● **STATED PROBLEM**: Please write out the material below exactly as given.

● **SOURCE DATA**:
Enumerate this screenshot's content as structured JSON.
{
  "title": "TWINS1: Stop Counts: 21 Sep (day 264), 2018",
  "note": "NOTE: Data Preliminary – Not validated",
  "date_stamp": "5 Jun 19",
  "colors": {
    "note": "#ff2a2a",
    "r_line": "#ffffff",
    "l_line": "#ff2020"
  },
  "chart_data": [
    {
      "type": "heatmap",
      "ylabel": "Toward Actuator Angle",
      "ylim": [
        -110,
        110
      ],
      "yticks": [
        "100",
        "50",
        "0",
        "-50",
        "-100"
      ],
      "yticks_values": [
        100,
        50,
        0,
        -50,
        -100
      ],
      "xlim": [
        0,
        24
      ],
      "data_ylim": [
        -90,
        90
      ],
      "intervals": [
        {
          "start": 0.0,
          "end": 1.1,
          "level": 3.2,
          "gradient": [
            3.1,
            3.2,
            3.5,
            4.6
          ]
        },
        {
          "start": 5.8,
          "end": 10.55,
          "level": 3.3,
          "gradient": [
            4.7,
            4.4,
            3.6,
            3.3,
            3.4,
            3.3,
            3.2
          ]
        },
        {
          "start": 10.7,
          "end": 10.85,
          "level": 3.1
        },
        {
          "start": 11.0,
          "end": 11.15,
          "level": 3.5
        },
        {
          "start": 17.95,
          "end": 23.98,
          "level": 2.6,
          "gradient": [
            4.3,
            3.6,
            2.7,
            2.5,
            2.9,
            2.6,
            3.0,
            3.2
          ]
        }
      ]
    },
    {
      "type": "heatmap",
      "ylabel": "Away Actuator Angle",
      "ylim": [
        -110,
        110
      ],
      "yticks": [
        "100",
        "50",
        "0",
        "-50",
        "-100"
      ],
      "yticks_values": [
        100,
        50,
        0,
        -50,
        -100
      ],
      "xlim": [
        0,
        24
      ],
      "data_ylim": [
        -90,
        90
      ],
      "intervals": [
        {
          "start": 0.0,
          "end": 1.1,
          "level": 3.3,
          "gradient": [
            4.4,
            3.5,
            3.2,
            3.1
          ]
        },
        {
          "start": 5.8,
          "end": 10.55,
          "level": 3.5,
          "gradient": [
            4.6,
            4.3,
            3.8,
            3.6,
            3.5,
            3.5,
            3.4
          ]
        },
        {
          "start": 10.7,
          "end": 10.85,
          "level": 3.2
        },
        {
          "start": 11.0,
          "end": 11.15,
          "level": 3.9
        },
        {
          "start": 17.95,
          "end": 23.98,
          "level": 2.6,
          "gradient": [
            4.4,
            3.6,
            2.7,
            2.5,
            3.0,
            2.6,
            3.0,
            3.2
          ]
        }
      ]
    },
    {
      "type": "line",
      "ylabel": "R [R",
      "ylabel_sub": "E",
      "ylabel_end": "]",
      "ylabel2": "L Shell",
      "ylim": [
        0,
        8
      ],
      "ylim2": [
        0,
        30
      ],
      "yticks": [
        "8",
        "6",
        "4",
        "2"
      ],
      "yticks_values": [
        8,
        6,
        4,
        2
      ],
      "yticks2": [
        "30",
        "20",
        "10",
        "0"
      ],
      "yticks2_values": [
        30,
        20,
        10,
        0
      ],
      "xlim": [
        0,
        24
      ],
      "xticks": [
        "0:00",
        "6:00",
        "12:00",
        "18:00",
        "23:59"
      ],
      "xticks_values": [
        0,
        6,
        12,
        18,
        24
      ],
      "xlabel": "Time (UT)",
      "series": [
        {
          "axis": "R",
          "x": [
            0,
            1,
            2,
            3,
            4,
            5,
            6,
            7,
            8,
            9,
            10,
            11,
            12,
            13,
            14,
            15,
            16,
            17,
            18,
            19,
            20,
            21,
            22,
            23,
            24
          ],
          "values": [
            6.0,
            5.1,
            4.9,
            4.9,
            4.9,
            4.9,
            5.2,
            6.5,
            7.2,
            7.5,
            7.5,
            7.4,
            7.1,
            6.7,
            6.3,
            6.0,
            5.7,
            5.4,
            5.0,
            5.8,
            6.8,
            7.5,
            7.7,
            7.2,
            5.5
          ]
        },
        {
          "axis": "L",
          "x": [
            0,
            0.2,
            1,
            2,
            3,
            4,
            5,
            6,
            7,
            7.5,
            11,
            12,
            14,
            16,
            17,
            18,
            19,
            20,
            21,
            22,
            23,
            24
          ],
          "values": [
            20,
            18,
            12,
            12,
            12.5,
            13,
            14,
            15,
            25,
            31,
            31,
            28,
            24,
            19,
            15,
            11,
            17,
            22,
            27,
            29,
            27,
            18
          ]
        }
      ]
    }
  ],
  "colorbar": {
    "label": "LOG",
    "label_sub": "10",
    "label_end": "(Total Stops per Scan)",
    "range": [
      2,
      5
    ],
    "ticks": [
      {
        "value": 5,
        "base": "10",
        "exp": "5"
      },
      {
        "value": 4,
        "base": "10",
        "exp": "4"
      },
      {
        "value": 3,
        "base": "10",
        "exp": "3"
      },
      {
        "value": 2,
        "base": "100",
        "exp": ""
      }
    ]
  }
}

● **TASK RESPONSE**:
Enumerate this screenshot's content as structured JSON.
{
  "title": "TWINS1: Stop Counts: 21 Sep (day 264), 2018",
  "note": "NOTE: Data Preliminary – Not validated",
  "date_stamp": "5 Jun 19",
  "colors": {
    "note": "#ff2a2a",
    "r_line": "#ffffff",
    "l_line": "#ff2020"
  },
  "chart_data": [
    {
      "type": "heatmap",
      "ylabel": "Toward Actuator Angle",
      "ylim": [
        -110,
        110
      ],
      "yticks": [
        "100",
        "50",
        "0",
        "-50",
        "-100"
      ],
      "yticks_values": [
        100,
        50,
        0,
        -50,
        -100
      ],
      "xlim": [
        0,
        24
      ],
      "data_ylim": [
        -90,
        90
      ],
      "intervals": [
        {
          "start": 0.0,
          "end": 1.1,
          "level": 3.2,
          "gradient": [
            3.1,
            3.2,
            3.5,
            4.6
          ]
        },
        {
          "start": 5.8,
          "end": 10.55,
          "level": 3.3,
          "gradient": [
            4.7,
            4.4,
            3.6,
            3.3,
            3.4,
            3.3,
            3.2
          ]
        },
        {
          "start": 10.7,
          "end": 10.85,
          "level": 3.1
        },
        {
          "start": 11.0,
          "end": 11.15,
          "level": 3.5
        },
        {
          "start": 17.95,
          "end": 23.98,
          "level": 2.6,
          "gradient": [
            4.3,
            3.6,
            2.7,
            2.5,
            2.9,
            2.6,
            3.0,
            3.2
          ]
        }
      ]
    },
    {
      "type": "heatmap",
      "ylabel": "Away Actuator Angle",
      "ylim": [
        -110,
        110
      ],
      "yticks": [
        "100",
        "50",
        "0",
        "-50",
        "-100"
      ],
      "yticks_values": [
        100,
        50,
        0,
        -50,
        -100
      ],
      "xlim": [
        0,
        24
      ],
      "data_ylim": [
        -90,
        90
      ],
      "intervals": [
        {
          "start": 0.0,
          "end": 1.1,
          "level": 3.3,
          "gradient": [
            4.4,
            3.5,
            3.2,
            3.1
          ]
        },
        {
          "start": 5.8,
          "end": 10.55,
          "level": 3.5,
          "gradient": [
            4.6,
            4.3,
            3.8,
            3.6,
            3.5,
            3.5,
            3.4
          ]
        },
        {
          "start": 10.7,
          "end": 10.85,
          "level": 3.2
        },
        {
          "start": 11.0,
          "end": 11.15,
          "level": 3.9
        },
        {
          "start": 17.95,
          "end": 23.98,
          "level": 2.6,
          "gradient": [
            4.4,
            3.6,
            2.7,
            2.5,
            3.0,
            2.6,
            3.0,
            3.2
          ]
        }
      ]
    },
    {
      "type": "line",
      "ylabel": "R [R",
      "ylabel_sub": "E",
      "ylabel_end": "]",
      "ylabel2": "L Shell",
      "ylim": [
        0,
        8
      ],
      "ylim2": [
        0,
        30
      ],
      "yticks": [
        "8",
        "6",
        "4",
        "2"
      ],
      "yticks_values": [
        8,
        6,
        4,
        2
      ],
      "yticks2": [
        "30",
        "20",
        "10",
        "0"
      ],
      "yticks2_values": [
        30,
        20,
        10,
        0
      ],
      "xlim": [
        0,
        24
      ],
      "xticks": [
        "0:00",
        "6:00",
        "12:00",
        "18:00",
        "23:59"
      ],
      "xticks_values": [
        0,
        6,
        12,
        18,
        24
      ],
      "xlabel": "Time (UT)",
      "series": [
        {
          "axis": "R",
          "x": [
            0,
            1,
            2,
            3,
            4,
            5,
            6,
            7,
            8,
            9,
            10,
            11,
            12,
            13,
            14,
            15,
            16,
            17,
            18,
            19,
            20,
            21,
            22,
            23,
            24
          ],
          "values": [
            6.0,
            5.1,
            4.9,
            4.9,
            4.9,
            4.9,
            5.2,
            6.5,
            7.2,
            7.5,
            7.5,
            7.4,
            7.1,
            6.7,
            6.3,
            6.0,
            5.7,
            5.4,
            5.0,
            5.8,
            6.8,
            7.5,
            7.7,
            7.2,
            5.5
          ]
        },
        {
          "axis": "L",
          "x": [
            0,
            0.2,
            1,
            2,
            3,
            4,
            5,
            6,
            7,
            7.5,
            11,
            12,
            14,
            16,
            17,
            18,
            19,
            20,
            21,
            22,
            23,
            24
          ],
          "values": [
            20,
            18,
            12,
            12,
            12.5,
            13,
            14,
            15,
            25,
            31,
            31,
            28,
            24,
            19,
            15,
            11,
            17,
            22,
            27,
            29,
            27,
            18
          ]
        }
      ]
    }
  ],
  "colorbar": {
    "label": "LOG",
    "label_sub": "10",
    "label_end": "(Total Stops per Scan)",
    "range": [
      2,
      5
    ],
    "ticks": [
      {
        "value": 5,
        "base": "10",
        "exp": "5"
      },
      {
        "value": 4,
        "base": "10",
        "exp": "4"
      },
      {
        "value": 3,
        "base": "10",
        "exp": "3"
      },
      {
        "value": 2,
        "base": "100",
        "exp": ""
      }
    ]
  }
}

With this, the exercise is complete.